→ EXERCISE DETAILS
Review the lines that follow and copy each one that contains the word "from".

---------- DATA PROVIDED ----------

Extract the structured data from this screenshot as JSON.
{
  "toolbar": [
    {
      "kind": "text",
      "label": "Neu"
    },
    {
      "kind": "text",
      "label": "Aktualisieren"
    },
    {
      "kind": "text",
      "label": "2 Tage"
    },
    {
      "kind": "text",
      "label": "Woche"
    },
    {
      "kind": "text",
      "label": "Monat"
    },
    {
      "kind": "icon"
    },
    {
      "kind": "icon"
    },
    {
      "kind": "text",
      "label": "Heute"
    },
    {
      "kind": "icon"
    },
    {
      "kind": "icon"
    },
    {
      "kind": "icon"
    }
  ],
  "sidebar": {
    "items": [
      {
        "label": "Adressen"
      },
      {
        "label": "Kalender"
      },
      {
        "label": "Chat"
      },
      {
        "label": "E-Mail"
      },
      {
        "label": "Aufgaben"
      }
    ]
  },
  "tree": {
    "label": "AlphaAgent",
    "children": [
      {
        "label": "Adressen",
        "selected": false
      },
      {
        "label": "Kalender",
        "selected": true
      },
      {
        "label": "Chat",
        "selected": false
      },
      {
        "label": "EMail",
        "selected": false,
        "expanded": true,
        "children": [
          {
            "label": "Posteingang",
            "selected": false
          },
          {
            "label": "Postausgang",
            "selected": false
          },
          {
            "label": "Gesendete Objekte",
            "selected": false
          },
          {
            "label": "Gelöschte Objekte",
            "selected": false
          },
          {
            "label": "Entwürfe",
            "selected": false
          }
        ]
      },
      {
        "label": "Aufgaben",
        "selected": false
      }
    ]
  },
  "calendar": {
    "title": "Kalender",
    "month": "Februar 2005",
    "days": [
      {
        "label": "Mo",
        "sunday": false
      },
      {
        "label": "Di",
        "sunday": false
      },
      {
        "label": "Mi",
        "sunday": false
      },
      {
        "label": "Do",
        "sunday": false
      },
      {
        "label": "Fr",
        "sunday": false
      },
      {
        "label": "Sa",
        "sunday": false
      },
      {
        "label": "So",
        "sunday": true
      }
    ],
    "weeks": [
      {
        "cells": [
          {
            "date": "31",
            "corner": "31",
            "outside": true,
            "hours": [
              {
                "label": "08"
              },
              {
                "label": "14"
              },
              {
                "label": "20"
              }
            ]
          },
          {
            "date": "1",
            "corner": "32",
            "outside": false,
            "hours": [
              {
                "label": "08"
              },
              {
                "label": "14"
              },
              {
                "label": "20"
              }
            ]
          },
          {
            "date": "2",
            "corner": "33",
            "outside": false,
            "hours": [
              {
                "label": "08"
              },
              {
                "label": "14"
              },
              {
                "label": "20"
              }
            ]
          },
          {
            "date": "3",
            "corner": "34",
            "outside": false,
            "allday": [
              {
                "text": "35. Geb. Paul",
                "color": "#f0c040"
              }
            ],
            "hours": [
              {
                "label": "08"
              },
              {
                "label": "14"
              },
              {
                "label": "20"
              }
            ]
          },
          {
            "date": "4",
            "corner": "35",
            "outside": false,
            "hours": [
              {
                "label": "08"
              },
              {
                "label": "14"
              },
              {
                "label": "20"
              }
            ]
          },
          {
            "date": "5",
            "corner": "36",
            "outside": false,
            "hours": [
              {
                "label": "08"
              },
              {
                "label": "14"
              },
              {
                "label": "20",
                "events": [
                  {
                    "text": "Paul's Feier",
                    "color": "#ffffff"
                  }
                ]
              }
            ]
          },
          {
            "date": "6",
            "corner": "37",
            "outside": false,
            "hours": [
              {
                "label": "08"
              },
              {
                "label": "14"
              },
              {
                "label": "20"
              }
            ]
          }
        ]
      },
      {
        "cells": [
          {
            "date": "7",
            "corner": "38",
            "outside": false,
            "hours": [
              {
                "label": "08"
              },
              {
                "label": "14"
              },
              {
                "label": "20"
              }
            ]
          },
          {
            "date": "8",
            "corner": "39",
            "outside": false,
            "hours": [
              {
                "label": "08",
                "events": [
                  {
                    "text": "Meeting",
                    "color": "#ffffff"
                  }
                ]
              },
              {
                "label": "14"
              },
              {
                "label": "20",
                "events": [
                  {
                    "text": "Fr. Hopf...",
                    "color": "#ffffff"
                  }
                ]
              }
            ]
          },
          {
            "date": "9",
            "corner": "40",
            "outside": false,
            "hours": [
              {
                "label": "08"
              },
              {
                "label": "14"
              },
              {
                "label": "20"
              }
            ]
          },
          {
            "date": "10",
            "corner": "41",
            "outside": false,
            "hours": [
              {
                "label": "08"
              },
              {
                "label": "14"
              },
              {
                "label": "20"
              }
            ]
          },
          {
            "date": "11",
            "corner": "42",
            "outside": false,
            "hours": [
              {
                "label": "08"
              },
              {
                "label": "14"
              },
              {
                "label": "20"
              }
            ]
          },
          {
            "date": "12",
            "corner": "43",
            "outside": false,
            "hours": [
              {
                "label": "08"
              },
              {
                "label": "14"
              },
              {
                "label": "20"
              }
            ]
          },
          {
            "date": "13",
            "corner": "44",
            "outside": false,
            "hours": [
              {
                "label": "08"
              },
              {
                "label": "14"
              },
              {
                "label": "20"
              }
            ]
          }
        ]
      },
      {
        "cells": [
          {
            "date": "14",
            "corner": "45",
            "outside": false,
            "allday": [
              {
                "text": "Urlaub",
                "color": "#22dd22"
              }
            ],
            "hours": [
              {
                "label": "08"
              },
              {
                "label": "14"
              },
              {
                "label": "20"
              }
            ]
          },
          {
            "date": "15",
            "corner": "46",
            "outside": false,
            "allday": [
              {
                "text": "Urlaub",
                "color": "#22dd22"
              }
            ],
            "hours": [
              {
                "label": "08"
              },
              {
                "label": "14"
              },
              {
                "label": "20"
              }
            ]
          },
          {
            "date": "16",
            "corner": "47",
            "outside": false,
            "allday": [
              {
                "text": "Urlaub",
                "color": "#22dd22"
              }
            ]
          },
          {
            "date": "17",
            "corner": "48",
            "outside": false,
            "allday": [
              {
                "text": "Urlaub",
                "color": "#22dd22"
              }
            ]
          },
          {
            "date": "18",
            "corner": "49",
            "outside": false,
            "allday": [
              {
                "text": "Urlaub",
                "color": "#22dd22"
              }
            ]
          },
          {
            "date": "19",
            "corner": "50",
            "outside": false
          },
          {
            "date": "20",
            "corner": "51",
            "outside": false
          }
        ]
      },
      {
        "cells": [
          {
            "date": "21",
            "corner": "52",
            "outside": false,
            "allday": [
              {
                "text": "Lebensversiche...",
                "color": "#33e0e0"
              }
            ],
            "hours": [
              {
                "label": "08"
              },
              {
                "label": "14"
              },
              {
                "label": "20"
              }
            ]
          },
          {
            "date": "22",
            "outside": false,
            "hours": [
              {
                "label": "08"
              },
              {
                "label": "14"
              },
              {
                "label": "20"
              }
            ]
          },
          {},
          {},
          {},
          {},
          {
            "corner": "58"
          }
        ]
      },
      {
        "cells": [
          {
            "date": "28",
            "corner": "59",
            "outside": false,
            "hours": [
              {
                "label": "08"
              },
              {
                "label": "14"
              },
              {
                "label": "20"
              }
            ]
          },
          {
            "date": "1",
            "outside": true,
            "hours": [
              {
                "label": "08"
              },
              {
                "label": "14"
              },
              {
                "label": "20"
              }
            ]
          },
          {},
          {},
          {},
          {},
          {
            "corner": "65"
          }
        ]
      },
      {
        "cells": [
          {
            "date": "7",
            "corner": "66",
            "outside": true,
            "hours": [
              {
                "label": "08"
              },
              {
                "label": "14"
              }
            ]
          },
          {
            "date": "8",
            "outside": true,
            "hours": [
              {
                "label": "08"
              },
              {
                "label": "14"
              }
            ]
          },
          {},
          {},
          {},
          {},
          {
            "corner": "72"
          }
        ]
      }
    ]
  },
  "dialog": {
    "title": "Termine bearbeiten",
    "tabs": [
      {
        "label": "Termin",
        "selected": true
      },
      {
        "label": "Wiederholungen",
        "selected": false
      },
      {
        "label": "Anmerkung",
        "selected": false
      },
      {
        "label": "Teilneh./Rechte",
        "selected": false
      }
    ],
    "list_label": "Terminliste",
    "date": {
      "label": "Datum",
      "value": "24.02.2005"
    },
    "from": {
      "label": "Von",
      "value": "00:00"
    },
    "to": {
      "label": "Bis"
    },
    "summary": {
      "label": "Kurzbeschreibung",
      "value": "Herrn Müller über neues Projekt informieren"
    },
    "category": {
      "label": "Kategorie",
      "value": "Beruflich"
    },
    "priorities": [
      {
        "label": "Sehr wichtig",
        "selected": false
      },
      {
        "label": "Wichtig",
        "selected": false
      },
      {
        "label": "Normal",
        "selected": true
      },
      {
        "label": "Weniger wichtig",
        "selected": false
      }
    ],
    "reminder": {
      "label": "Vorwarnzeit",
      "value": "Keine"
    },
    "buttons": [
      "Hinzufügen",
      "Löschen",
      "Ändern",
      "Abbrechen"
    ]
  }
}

----------

→ FULL RESPONSE
Extract the structured data from this screenshot as JSON.
    "from": {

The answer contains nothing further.